=== Your task ===
Read the listing and extract each line that includes the word "Aggregate".

+---+

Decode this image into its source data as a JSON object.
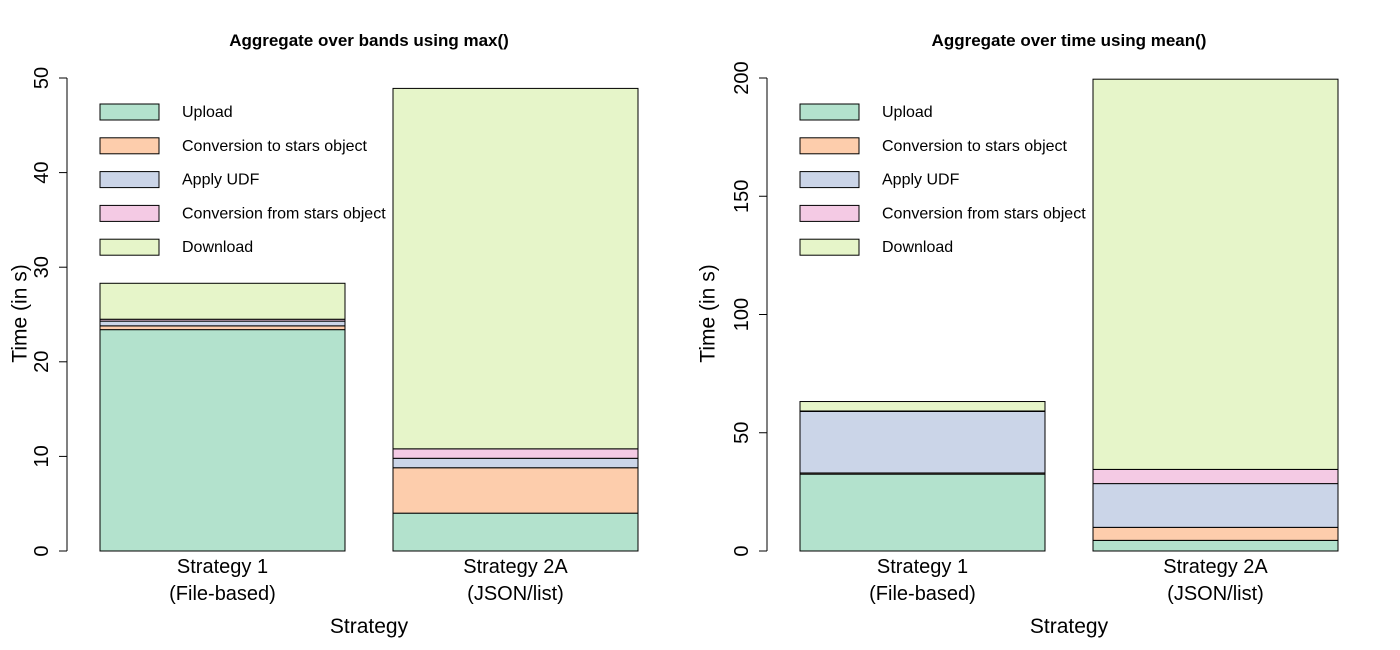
{
  "chart_data": [
    {
      "type": "bar",
      "stacked": true,
      "title": "Aggregate over bands using max()",
      "xlabel": "Strategy",
      "ylabel": "Time (in s)",
      "ylim": [
        0,
        50
      ],
      "yticks": [
        0,
        10,
        20,
        30,
        40,
        50
      ],
      "grid": false,
      "legend_position": "top-left",
      "categories": [
        [
          "Strategy 1",
          "(File-based)"
        ],
        [
          "Strategy 2A",
          "(JSON/list)"
        ]
      ],
      "series": [
        {
          "name": "Upload",
          "color": "#b3e2cd",
          "values": [
            23.4,
            4.0
          ]
        },
        {
          "name": "Conversion to stars object",
          "color": "#fdcdac",
          "values": [
            0.4,
            4.8
          ]
        },
        {
          "name": "Apply UDF",
          "color": "#cbd5e8",
          "values": [
            0.5,
            1.0
          ]
        },
        {
          "name": "Conversion from stars object",
          "color": "#f4cae4",
          "values": [
            0.2,
            1.0
          ]
        },
        {
          "name": "Download",
          "color": "#e6f5c9",
          "values": [
            3.8,
            38.1
          ]
        }
      ]
    },
    {
      "type": "bar",
      "stacked": true,
      "title": "Aggregate over time using mean()",
      "xlabel": "Strategy",
      "ylabel": "Time (in s)",
      "ylim": [
        0,
        200
      ],
      "yticks": [
        0,
        50,
        100,
        150,
        200
      ],
      "grid": false,
      "legend_position": "top-left",
      "categories": [
        [
          "Strategy 1",
          "(File-based)"
        ],
        [
          "Strategy 2A",
          "(JSON/list)"
        ]
      ],
      "series": [
        {
          "name": "Upload",
          "color": "#b3e2cd",
          "values": [
            32.5,
            4.5
          ]
        },
        {
          "name": "Conversion to stars object",
          "color": "#fdcdac",
          "values": [
            0.5,
            5.5
          ]
        },
        {
          "name": "Apply UDF",
          "color": "#cbd5e8",
          "values": [
            26.0,
            18.5
          ]
        },
        {
          "name": "Conversion from stars object",
          "color": "#f4cae4",
          "values": [
            0.2,
            6.0
          ]
        },
        {
          "name": "Download",
          "color": "#e6f5c9",
          "values": [
            4.0,
            165.0
          ]
        }
      ]
    }
  ]
}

+---+

=== In response ===
      "title": "Aggregate over bands using max()",
      "title": "Aggregate over time using mean()",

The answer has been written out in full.